DATA SHOWN:
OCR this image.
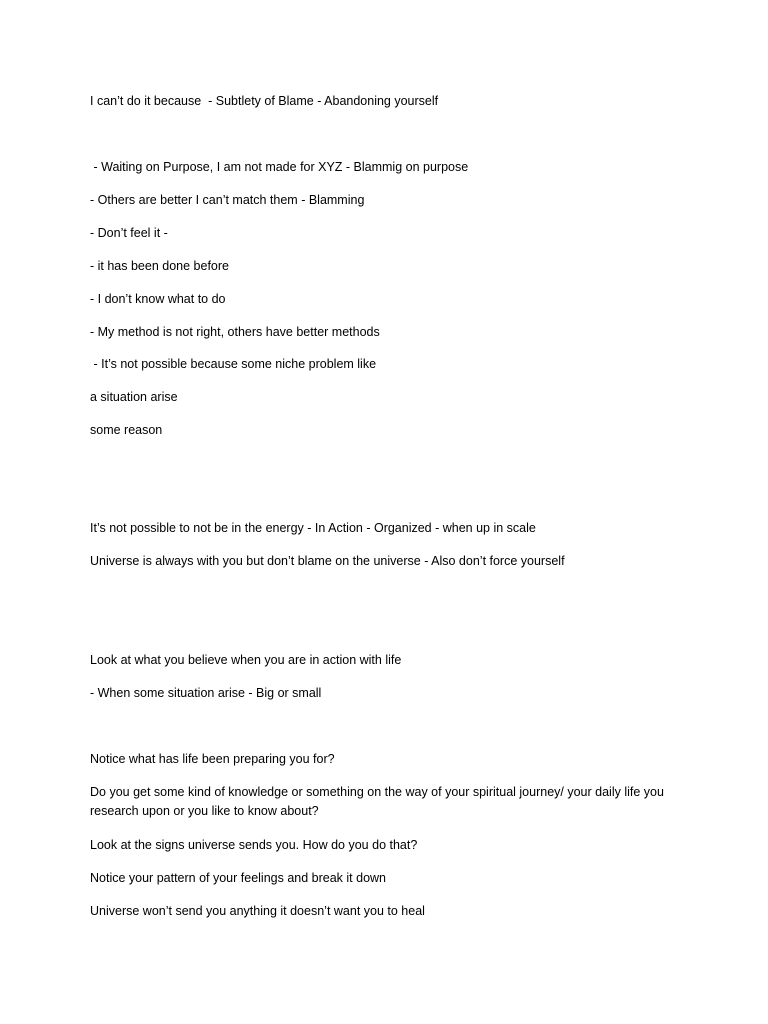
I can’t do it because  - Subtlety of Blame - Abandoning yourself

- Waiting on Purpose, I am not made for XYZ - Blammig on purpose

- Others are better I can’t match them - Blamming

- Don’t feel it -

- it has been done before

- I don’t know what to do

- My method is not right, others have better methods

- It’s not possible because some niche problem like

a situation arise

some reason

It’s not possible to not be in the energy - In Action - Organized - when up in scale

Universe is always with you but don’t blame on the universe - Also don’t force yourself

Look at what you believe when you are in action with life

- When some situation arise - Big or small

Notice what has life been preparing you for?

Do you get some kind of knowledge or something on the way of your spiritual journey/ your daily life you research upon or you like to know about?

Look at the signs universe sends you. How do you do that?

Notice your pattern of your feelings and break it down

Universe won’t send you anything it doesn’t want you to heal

YOUR GOAL:
The records above should be reproduced exactly, with no pictures included.

SOLUTION TO THE PROBLEM:
OCR this image.
I can’t do it because  - Subtlety of Blame - Abandoning yourself

- Waiting on Purpose, I am not made for XYZ - Blammig on purpose

- Others are better I can’t match them - Blamming

- Don’t feel it -

- it has been done before

- I don’t know what to do

- My method is not right, others have better methods

- It’s not possible because some niche problem like

a situation arise

some reason

It’s not possible to not be in the energy - In Action - Organized - when up in scale

Universe is always with you but don’t blame on the universe - Also don’t force yourself

Look at what you believe when you are in action with life

- When some situation arise - Big or small

Notice what has life been preparing you for?

Do you get some kind of knowledge or something on the way of your spiritual journey/ your daily life you research upon or you like to know about?

Look at the signs universe sends you. How do you do that?

Notice your pattern of your feelings and break it down

Universe won’t send you anything it doesn’t want you to heal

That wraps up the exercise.